━━━━━ Records to use ━━━━━

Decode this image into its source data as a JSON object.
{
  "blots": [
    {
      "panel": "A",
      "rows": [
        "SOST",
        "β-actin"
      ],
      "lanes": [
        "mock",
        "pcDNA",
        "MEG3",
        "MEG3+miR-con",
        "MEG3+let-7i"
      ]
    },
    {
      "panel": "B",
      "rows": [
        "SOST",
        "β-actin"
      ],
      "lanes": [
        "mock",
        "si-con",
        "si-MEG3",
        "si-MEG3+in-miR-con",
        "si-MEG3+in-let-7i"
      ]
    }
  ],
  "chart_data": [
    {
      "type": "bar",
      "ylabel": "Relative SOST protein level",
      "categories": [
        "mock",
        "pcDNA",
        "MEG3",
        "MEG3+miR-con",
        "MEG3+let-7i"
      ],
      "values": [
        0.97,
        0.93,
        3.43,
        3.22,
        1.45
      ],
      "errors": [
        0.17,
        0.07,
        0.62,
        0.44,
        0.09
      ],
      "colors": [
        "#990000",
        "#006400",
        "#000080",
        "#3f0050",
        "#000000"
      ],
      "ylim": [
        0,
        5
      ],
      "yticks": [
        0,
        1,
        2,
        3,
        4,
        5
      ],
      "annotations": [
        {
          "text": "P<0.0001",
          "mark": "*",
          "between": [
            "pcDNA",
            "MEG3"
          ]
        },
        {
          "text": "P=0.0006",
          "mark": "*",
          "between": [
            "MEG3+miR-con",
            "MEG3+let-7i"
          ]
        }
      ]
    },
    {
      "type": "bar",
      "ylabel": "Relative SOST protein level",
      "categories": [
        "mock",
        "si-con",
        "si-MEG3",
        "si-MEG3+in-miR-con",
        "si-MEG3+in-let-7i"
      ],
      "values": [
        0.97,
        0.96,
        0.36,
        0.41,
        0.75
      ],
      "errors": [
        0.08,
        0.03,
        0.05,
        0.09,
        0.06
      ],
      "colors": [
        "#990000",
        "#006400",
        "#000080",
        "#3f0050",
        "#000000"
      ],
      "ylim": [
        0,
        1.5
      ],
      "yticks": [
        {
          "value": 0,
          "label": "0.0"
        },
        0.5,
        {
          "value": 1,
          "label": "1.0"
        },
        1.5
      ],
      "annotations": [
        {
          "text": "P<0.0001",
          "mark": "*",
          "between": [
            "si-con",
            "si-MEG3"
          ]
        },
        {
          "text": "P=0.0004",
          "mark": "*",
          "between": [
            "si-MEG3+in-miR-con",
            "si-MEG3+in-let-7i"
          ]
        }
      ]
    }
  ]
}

━━━━━

◆ **Goal of the exercise**
With no line omitted, copy all the data exactly.

◆ **Solution to this exercise**
Decode this image into its source data as a JSON object.
{
  "blots": [
    {
      "panel": "A",
      "rows": [
        "SOST",
        "β-actin"
      ],
      "lanes": [
        "mock",
        "pcDNA",
        "MEG3",
        "MEG3+miR-con",
        "MEG3+let-7i"
      ]
    },
    {
      "panel": "B",
      "rows": [
        "SOST",
        "β-actin"
      ],
      "lanes": [
        "mock",
        "si-con",
        "si-MEG3",
        "si-MEG3+in-miR-con",
        "si-MEG3+in-let-7i"
      ]
    }
  ],
  "chart_data": [
    {
      "type": "bar",
      "ylabel": "Relative SOST protein level",
      "categories": [
        "mock",
        "pcDNA",
        "MEG3",
        "MEG3+miR-con",
        "MEG3+let-7i"
      ],
      "values": [
        0.97,
        0.93,
        3.43,
        3.22,
        1.45
      ],
      "errors": [
        0.17,
        0.07,
        0.62,
        0.44,
        0.09
      ],
      "colors": [
        "#990000",
        "#006400",
        "#000080",
        "#3f0050",
        "#000000"
      ],
      "ylim": [
        0,
        5
      ],
      "yticks": [
        0,
        1,
        2,
        3,
        4,
        5
      ],
      "annotations": [
        {
          "text": "P<0.0001",
          "mark": "*",
          "between": [
            "pcDNA",
            "MEG3"
          ]
        },
        {
          "text": "P=0.0006",
          "mark": "*",
          "between": [
            "MEG3+miR-con",
            "MEG3+let-7i"
          ]
        }
      ]
    },
    {
      "type": "bar",
      "ylabel": "Relative SOST protein level",
      "categories": [
        "mock",
        "si-con",
        "si-MEG3",
        "si-MEG3+in-miR-con",
        "si-MEG3+in-let-7i"
      ],
      "values": [
        0.97,
        0.96,
        0.36,
        0.41,
        0.75
      ],
      "errors": [
        0.08,
        0.03,
        0.05,
        0.09,
        0.06
      ],
      "colors": [
        "#990000",
        "#006400",
        "#000080",
        "#3f0050",
        "#000000"
      ],
      "ylim": [
        0,
        1.5
      ],
      "yticks": [
        {
          "value": 0,
          "label": "0.0"
        },
        0.5,
        {
          "value": 1,
          "label": "1.0"
        },
        1.5
      ],
      "annotations": [
        {
          "text": "P<0.0001",
          "mark": "*",
          "between": [
            "si-con",
            "si-MEG3"
          ]
        },
        {
          "text": "P=0.0004",
          "mark": "*",
          "between": [
            "si-MEG3+in-miR-con",
            "si-MEG3+in-let-7i"
          ]
        }
      ]
    }
  ]
}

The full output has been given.